Kerjakan Soal Berikut:
(a) Salin dari kutipan dokumen tentang Inakesda bagian yang dimulai dengan kata-kata "- Memerintahkan Tim" dan berakhir dengan "ketentuan Menteri Kesehatan.".
(b) Menurut kutipan dokumen tentang Inakesda, pejabat mana yang berkedudukan sebagai terlapor III?
===== Kutipan Dokumen
Menurut Ombudsman, Pemkot wajib mengalokasikan anggaran pembayaran Inakesda dalam APBD 2021-2022, mengacu pada ketentuan dari Kementerian Kesehatan. Anggaran tersebut bisa diambil dari refocussing Dana Alokasi Umum (DAU) sebesar 8 persen atau Dana Bagi Hasil (DBH).
"Inakesda merupakan bagian dari konteks penanganan pandemi saat itu beserta dampaknya, yaitu sebagai dukungan kepada nakes yang menjadi garda terdepan," jelasnya.
Ombudsman RI lantas memberikan empat rekomendasi:
- Memerintahkan Direktur RSD KRMT Wongsonegoro selaku terlapor I dan/atau Kepala Dinkes Kota Semarang selaku terlapor II untuk verifikasi ulang data nakes penerima Inakesda tahun 2021-2022.
- Memerintahkan Inspektorat Kota Semarang untuk melakukan review hasil verifikasi dan validasi ulang.
- Memerintahkan Tim Anggaran Pemerintah Daerah Kota Semarang melakukan penganggaran guna pembayaran Inakesda dalam penanganan pandemi di Kota Semarang periode 2021-2022 secara sekaligus atau bertahap melalui APBD Perubahan 2025 atau APBD tahun berikutnya agar selambat-lambatnya dalam dua tahun anggaran sesuai kemampuan keuangan daerah.
- Memerintahkan Kepala BPKAD Kota Semarang selaku terlapor III untuk melakukan pembayaran Inakesda dalam penanganan pandemi sesuai dengan ketentuan Menteri Kesehatan.
==========
===== Data yang Diberikan
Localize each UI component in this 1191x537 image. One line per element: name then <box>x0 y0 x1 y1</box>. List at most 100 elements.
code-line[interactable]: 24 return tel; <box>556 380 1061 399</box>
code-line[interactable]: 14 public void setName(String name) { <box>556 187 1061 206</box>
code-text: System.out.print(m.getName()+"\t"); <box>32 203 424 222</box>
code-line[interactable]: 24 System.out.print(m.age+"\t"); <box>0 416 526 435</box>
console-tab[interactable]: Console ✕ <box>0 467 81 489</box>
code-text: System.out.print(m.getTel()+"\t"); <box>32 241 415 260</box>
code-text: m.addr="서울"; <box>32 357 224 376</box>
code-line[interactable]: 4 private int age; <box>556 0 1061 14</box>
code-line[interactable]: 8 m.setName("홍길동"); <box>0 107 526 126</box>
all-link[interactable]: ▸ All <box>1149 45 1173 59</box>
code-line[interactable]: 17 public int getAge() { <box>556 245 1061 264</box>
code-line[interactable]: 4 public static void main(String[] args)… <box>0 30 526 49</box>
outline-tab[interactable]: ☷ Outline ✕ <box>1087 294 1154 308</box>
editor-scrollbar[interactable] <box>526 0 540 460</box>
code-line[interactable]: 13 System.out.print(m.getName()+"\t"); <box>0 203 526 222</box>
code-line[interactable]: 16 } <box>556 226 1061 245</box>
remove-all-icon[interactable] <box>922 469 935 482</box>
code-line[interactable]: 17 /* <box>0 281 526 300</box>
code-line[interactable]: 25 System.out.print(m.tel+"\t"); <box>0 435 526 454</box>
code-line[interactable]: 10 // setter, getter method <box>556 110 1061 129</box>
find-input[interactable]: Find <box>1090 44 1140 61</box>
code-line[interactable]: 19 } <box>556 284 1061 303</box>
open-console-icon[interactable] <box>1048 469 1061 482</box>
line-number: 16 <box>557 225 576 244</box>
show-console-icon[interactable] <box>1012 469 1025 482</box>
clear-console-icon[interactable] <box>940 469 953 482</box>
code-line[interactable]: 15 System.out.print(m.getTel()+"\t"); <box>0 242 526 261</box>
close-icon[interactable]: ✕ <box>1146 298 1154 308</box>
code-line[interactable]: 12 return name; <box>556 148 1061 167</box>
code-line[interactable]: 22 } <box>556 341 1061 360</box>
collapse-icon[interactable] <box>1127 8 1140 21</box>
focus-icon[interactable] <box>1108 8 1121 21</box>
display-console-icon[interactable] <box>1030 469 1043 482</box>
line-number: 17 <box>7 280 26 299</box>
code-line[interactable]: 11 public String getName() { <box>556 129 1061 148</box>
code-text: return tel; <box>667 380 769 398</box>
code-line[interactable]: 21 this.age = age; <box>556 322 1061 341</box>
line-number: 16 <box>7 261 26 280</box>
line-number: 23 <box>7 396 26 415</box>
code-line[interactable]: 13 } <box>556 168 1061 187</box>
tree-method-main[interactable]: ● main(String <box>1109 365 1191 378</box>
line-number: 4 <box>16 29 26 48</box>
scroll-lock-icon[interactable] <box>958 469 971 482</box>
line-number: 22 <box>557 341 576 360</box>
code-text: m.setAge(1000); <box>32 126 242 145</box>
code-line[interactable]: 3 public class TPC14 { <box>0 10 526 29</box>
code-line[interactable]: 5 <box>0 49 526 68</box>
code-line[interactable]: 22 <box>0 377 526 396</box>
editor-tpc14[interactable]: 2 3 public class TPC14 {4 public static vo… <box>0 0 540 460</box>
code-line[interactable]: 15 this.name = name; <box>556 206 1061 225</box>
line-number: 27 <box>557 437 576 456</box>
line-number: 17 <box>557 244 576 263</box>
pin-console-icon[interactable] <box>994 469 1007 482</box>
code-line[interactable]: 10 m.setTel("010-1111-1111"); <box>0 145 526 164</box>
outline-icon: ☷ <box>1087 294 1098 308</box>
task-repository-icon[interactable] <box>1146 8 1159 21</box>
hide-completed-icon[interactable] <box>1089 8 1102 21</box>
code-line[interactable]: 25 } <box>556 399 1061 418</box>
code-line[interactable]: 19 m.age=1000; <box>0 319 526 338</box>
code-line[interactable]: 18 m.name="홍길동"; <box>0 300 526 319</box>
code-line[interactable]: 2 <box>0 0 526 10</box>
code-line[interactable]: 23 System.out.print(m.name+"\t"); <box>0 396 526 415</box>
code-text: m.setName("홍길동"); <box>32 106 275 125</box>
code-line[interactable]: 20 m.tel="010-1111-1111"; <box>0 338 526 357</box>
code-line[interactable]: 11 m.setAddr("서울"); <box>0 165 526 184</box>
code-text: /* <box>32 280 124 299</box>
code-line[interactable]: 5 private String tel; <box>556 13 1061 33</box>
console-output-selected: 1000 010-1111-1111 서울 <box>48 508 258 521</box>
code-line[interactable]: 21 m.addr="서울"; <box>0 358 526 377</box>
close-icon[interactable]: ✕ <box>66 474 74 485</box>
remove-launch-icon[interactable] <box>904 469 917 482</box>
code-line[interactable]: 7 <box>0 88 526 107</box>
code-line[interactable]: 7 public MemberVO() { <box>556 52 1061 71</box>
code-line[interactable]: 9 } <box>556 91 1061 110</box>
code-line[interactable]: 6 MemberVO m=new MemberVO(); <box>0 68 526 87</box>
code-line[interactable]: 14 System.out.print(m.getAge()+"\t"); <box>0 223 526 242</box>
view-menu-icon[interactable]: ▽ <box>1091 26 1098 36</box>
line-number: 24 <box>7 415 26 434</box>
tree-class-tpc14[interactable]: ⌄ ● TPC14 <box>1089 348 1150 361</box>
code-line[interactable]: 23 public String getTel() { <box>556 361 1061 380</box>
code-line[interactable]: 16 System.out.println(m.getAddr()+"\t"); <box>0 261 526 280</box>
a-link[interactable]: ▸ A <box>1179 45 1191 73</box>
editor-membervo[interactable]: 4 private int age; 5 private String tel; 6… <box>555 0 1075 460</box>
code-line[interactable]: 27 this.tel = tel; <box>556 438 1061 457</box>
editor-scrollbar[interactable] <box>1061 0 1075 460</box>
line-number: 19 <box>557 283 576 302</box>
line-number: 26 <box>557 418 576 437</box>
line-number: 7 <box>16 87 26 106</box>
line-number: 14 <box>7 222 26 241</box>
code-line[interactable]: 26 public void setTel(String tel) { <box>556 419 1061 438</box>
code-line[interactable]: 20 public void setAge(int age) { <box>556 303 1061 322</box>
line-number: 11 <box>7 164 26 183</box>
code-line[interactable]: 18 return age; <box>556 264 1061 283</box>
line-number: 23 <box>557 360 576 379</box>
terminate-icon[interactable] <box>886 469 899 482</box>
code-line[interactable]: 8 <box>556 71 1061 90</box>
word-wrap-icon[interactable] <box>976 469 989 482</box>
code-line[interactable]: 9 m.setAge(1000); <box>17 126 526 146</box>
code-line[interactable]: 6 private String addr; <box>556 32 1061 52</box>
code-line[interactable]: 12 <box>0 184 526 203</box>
==========
Jawaban Tiap Soal:
(a)
- Memerintahkan Tim Anggaran Pemerintah Daerah Kota Semarang melakukan penganggaran guna pembayaran Inakesda dalam penanganan pandemi di Kota Semarang periode 2021-2022 secara sekaligus atau bertahap melalui APBD Perubahan 2025 atau APBD tahun berikutnya agar selambat-lambatnya dalam dua tahun anggaran sesuai kemampuan keuangan daerah.
- Memerintahkan Kepala BPKAD Kota Semarang selaku terlapor III untuk melakukan pembayaran Inakesda dalam penanganan pandemi sesuai dengan ketentuan Menteri Kesehatan.

(b) Kepala BPKAD Kota Semarang.